Requirements — Repeat each line word for word.

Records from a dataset
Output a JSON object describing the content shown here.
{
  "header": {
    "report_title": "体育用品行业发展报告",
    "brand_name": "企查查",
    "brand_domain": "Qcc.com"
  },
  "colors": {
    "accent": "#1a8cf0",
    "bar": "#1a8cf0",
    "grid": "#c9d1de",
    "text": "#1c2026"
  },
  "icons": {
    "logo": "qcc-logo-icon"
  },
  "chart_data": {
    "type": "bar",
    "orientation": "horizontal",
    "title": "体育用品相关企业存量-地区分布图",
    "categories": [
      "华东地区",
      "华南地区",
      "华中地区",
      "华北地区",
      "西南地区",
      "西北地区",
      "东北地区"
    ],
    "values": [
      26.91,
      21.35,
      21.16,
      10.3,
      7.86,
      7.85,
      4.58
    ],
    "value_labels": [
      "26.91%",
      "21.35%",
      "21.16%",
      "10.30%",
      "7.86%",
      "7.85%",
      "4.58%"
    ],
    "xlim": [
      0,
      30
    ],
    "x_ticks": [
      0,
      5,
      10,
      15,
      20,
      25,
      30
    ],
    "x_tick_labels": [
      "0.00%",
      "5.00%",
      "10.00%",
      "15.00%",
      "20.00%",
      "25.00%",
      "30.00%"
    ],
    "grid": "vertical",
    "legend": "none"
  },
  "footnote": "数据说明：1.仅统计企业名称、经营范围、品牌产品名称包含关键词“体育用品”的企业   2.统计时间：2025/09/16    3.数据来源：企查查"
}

The result —
Output a JSON object describing the content shown here.
{
  "header": {
    "report_title": "体育用品行业发展报告",
    "brand_name": "企查查",
    "brand_domain": "Qcc.com"
  },
  "colors": {
    "accent": "#1a8cf0",
    "bar": "#1a8cf0",
    "grid": "#c9d1de",
    "text": "#1c2026"
  },
  "icons": {
    "logo": "qcc-logo-icon"
  },
  "chart_data": {
    "type": "bar",
    "orientation": "horizontal",
    "title": "体育用品相关企业存量-地区分布图",
    "categories": [
      "华东地区",
      "华南地区",
      "华中地区",
      "华北地区",
      "西南地区",
      "西北地区",
      "东北地区"
    ],
    "values": [
      26.91,
      21.35,
      21.16,
      10.3,
      7.86,
      7.85,
      4.58
    ],
    "value_labels": [
      "26.91%",
      "21.35%",
      "21.16%",
      "10.30%",
      "7.86%",
      "7.85%",
      "4.58%"
    ],
    "xlim": [
      0,
      30
    ],
    "x_ticks": [
      0,
      5,
      10,
      15,
      20,
      25,
      30
    ],
    "x_tick_labels": [
      "0.00%",
      "5.00%",
      "10.00%",
      "15.00%",
      "20.00%",
      "25.00%",
      "30.00%"
    ],
    "grid": "vertical",
    "legend": "none"
  },
  "footnote": "数据说明：1.仅统计企业名称、经营范围、品牌产品名称包含关键词“体育用品”的企业   2.统计时间：2025/09/16    3.数据来源：企查查"
}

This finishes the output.